## The exercise
Locate all lines in the data below that hold "stakeholders" and show them.
-- begin Task material --
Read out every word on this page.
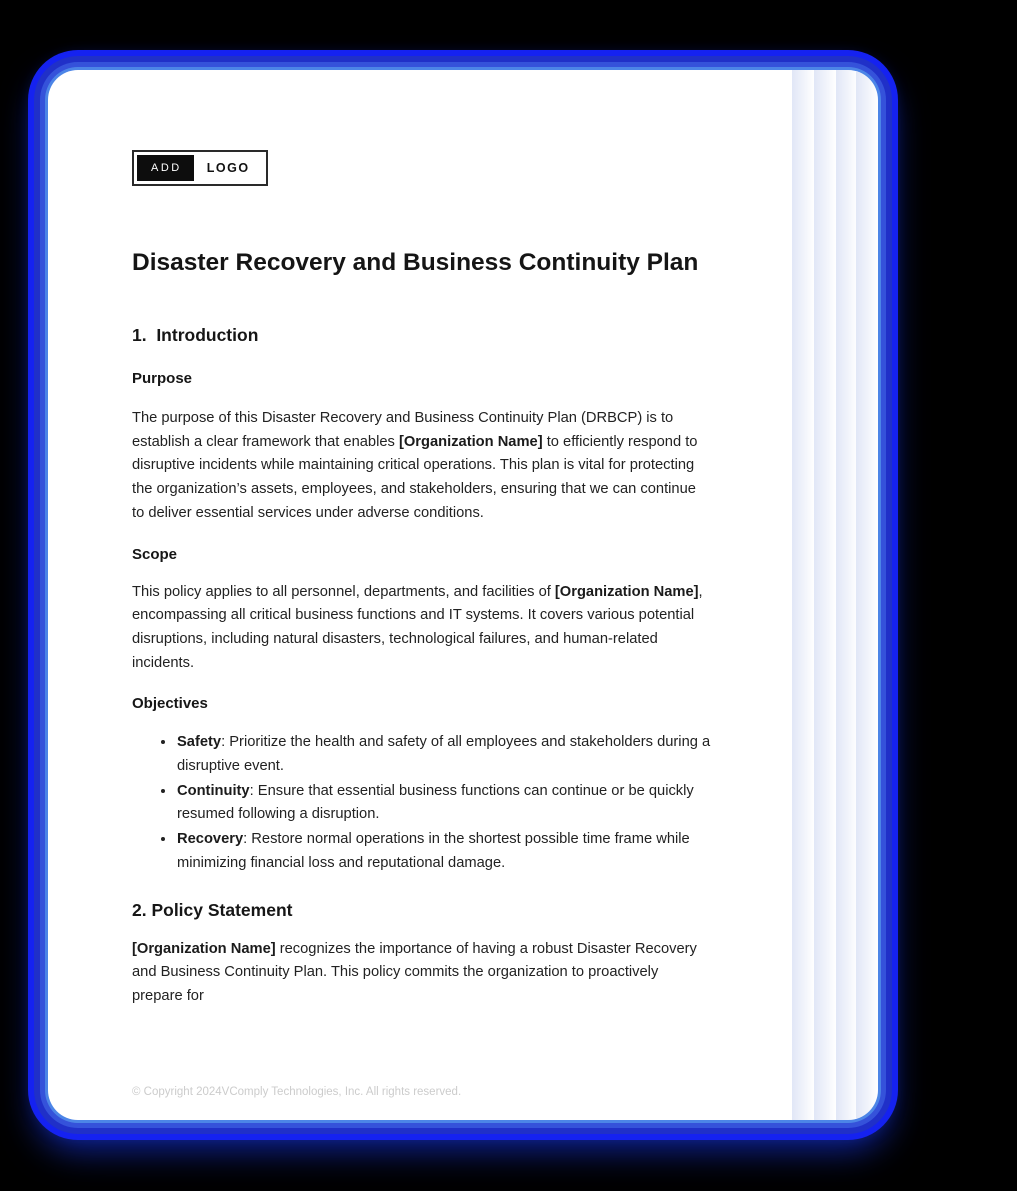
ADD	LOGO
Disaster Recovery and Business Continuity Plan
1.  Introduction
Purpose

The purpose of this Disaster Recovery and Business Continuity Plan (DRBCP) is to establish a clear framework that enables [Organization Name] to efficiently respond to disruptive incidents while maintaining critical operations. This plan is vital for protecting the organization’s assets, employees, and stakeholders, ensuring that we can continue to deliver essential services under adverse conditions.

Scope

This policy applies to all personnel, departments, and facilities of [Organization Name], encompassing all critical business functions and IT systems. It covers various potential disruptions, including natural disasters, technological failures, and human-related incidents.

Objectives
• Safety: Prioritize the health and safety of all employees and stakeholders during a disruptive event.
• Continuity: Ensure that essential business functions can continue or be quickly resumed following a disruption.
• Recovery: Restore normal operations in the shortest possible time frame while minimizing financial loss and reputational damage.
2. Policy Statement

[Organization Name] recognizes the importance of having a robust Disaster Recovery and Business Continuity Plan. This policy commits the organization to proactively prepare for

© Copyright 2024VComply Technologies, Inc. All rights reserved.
-- end Task material --
## Output for this exercise
The purpose of this Disaster Recovery and Business Continuity Plan (DRBCP) is to establish a clear framework that enables [Organization Name] to efficiently respond to disruptive incidents while maintaining critical operations. This plan is vital for protecting the organization’s assets, employees, and stakeholders, ensuring that we can continue to deliver essential services under adverse conditions.
• Safety: Prioritize the health and safety of all employees and stakeholders during a disruptive event.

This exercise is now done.